- Job
Output every line below without omitting or altering anything.

┄┄┄┄┄┄┄┄┄┄

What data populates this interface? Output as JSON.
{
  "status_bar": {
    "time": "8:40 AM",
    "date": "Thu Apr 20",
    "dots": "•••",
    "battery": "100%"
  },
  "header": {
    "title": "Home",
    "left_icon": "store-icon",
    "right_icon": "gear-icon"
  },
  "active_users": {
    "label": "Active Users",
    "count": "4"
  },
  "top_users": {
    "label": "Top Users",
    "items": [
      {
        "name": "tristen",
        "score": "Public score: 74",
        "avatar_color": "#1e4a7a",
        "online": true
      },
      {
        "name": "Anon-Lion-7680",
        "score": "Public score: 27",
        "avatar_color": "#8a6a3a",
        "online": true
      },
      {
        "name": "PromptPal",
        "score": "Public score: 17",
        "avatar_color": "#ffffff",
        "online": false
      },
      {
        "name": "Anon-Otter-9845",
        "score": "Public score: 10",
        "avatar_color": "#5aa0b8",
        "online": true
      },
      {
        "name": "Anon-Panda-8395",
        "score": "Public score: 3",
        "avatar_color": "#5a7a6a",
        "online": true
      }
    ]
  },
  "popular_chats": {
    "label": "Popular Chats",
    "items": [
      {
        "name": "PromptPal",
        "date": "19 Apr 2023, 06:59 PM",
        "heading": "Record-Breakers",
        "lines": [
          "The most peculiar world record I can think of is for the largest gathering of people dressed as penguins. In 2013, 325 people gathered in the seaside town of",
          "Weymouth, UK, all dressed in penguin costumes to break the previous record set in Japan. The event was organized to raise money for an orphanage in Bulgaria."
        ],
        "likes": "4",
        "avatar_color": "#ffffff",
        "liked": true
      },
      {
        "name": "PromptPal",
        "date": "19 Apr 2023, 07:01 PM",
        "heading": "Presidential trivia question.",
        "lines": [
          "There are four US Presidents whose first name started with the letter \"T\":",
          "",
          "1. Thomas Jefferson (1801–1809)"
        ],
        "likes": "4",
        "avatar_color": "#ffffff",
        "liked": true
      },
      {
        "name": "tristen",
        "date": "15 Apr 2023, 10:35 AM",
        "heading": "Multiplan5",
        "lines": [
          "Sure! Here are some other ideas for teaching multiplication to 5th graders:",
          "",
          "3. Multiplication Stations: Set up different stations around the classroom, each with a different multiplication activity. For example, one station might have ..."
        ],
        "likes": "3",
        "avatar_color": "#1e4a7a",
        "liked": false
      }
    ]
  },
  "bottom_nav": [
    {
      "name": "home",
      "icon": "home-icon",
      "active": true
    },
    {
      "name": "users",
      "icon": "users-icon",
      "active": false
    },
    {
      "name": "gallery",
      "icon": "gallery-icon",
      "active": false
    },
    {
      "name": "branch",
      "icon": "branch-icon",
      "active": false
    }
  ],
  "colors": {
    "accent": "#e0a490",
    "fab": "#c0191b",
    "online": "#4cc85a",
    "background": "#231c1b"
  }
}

┄┄┄┄┄┄┄┄┄┄

- Written response
What data populates this interface? Output as JSON.
{
  "status_bar": {
    "time": "8:40 AM",
    "date": "Thu Apr 20",
    "dots": "•••",
    "battery": "100%"
  },
  "header": {
    "title": "Home",
    "left_icon": "store-icon",
    "right_icon": "gear-icon"
  },
  "active_users": {
    "label": "Active Users",
    "count": "4"
  },
  "top_users": {
    "label": "Top Users",
    "items": [
      {
        "name": "tristen",
        "score": "Public score: 74",
        "avatar_color": "#1e4a7a",
        "online": true
      },
      {
        "name": "Anon-Lion-7680",
        "score": "Public score: 27",
        "avatar_color": "#8a6a3a",
        "online": true
      },
      {
        "name": "PromptPal",
        "score": "Public score: 17",
        "avatar_color": "#ffffff",
        "online": false
      },
      {
        "name": "Anon-Otter-9845",
        "score": "Public score: 10",
        "avatar_color": "#5aa0b8",
        "online": true
      },
      {
        "name": "Anon-Panda-8395",
        "score": "Public score: 3",
        "avatar_color": "#5a7a6a",
        "online": true
      }
    ]
  },
  "popular_chats": {
    "label": "Popular Chats",
    "items": [
      {
        "name": "PromptPal",
        "date": "19 Apr 2023, 06:59 PM",
        "heading": "Record-Breakers",
        "lines": [
          "The most peculiar world record I can think of is for the largest gathering of people dressed as penguins. In 2013, 325 people gathered in the seaside town of",
          "Weymouth, UK, all dressed in penguin costumes to break the previous record set in Japan. The event was organized to raise money for an orphanage in Bulgaria."
        ],
        "likes": "4",
        "avatar_color": "#ffffff",
        "liked": true
      },
      {
        "name": "PromptPal",
        "date": "19 Apr 2023, 07:01 PM",
        "heading": "Presidential trivia question.",
        "lines": [
          "There are four US Presidents whose first name started with the letter \"T\":",
          "",
          "1. Thomas Jefferson (1801–1809)"
        ],
        "likes": "4",
        "avatar_color": "#ffffff",
        "liked": true
      },
      {
        "name": "tristen",
        "date": "15 Apr 2023, 10:35 AM",
        "heading": "Multiplan5",
        "lines": [
          "Sure! Here are some other ideas for teaching multiplication to 5th graders:",
          "",
          "3. Multiplication Stations: Set up different stations around the classroom, each with a different multiplication activity. For example, one station might have ..."
        ],
        "likes": "3",
        "avatar_color": "#1e4a7a",
        "liked": false
      }
    ]
  },
  "bottom_nav": [
    {
      "name": "home",
      "icon": "home-icon",
      "active": true
    },
    {
      "name": "users",
      "icon": "users-icon",
      "active": false
    },
    {
      "name": "gallery",
      "icon": "gallery-icon",
      "active": false
    },
    {
      "name": "branch",
      "icon": "branch-icon",
      "active": false
    }
  ],
  "colors": {
    "accent": "#e0a490",
    "fab": "#c0191b",
    "online": "#4cc85a",
    "background": "#231c1b"
  }
}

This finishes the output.